• WRITTEN INSTRUCTION: Please count the lines below that contain the word "Expected", and reply with that number alone.

• • • • • • •

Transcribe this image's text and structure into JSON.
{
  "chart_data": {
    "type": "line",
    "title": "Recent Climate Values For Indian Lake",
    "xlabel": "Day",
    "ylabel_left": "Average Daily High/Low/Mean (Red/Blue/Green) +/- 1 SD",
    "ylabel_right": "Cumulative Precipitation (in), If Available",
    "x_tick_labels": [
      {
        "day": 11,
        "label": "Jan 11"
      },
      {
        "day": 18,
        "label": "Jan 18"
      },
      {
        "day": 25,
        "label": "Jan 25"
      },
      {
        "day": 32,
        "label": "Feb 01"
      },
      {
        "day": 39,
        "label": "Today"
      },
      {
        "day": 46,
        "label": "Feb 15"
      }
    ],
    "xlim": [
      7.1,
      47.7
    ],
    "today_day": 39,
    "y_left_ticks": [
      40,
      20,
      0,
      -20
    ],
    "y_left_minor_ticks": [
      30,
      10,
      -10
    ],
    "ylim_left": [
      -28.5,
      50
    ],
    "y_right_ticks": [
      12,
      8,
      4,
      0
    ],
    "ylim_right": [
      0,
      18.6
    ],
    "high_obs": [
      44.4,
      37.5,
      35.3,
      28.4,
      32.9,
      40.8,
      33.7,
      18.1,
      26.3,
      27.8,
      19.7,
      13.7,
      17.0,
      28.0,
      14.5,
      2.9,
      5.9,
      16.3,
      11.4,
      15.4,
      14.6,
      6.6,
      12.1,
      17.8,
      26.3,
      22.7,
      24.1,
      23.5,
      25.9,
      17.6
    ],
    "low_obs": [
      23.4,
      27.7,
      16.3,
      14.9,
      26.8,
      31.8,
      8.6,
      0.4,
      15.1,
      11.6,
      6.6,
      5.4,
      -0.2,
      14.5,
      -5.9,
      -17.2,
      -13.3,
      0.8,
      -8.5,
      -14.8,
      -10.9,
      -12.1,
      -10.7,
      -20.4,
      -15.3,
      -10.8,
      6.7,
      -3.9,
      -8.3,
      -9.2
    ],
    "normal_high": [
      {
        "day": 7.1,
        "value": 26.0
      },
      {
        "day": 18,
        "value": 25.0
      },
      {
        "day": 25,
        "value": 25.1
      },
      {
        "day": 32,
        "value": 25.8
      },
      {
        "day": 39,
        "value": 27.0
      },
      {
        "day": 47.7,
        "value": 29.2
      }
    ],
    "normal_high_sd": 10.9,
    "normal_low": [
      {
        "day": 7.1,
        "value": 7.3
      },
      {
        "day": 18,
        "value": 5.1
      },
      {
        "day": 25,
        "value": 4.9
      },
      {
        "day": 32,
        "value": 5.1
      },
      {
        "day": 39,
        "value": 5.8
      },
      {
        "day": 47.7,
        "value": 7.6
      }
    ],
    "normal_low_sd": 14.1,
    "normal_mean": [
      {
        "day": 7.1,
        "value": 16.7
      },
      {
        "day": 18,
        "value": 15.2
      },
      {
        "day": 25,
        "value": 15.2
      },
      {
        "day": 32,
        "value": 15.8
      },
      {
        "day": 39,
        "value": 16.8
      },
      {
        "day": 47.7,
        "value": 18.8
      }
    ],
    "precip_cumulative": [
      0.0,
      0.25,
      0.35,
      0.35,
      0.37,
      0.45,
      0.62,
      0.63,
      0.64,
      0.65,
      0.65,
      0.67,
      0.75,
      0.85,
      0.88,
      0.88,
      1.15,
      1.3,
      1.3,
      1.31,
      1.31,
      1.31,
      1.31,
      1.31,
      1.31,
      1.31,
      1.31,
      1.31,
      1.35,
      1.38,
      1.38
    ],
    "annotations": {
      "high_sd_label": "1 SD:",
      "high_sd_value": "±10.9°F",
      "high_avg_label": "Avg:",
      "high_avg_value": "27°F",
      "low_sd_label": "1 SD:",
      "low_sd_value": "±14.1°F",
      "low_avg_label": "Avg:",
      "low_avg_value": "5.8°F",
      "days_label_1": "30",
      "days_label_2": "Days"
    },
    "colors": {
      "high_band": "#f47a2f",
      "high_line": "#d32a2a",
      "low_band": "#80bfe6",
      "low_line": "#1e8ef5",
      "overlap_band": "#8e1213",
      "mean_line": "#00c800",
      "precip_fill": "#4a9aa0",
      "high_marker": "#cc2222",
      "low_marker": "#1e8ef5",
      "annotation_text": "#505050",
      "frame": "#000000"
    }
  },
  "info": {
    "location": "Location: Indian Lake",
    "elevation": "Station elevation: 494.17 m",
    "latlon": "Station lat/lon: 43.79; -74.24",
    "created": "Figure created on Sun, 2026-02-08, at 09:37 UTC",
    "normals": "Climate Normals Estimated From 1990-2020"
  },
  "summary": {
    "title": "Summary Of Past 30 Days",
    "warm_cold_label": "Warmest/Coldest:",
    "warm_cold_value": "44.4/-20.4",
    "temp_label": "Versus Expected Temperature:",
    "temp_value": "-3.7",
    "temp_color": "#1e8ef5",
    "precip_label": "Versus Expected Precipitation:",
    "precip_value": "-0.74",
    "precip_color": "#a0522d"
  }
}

• • • • • • •

• TASK RESPONSE: 2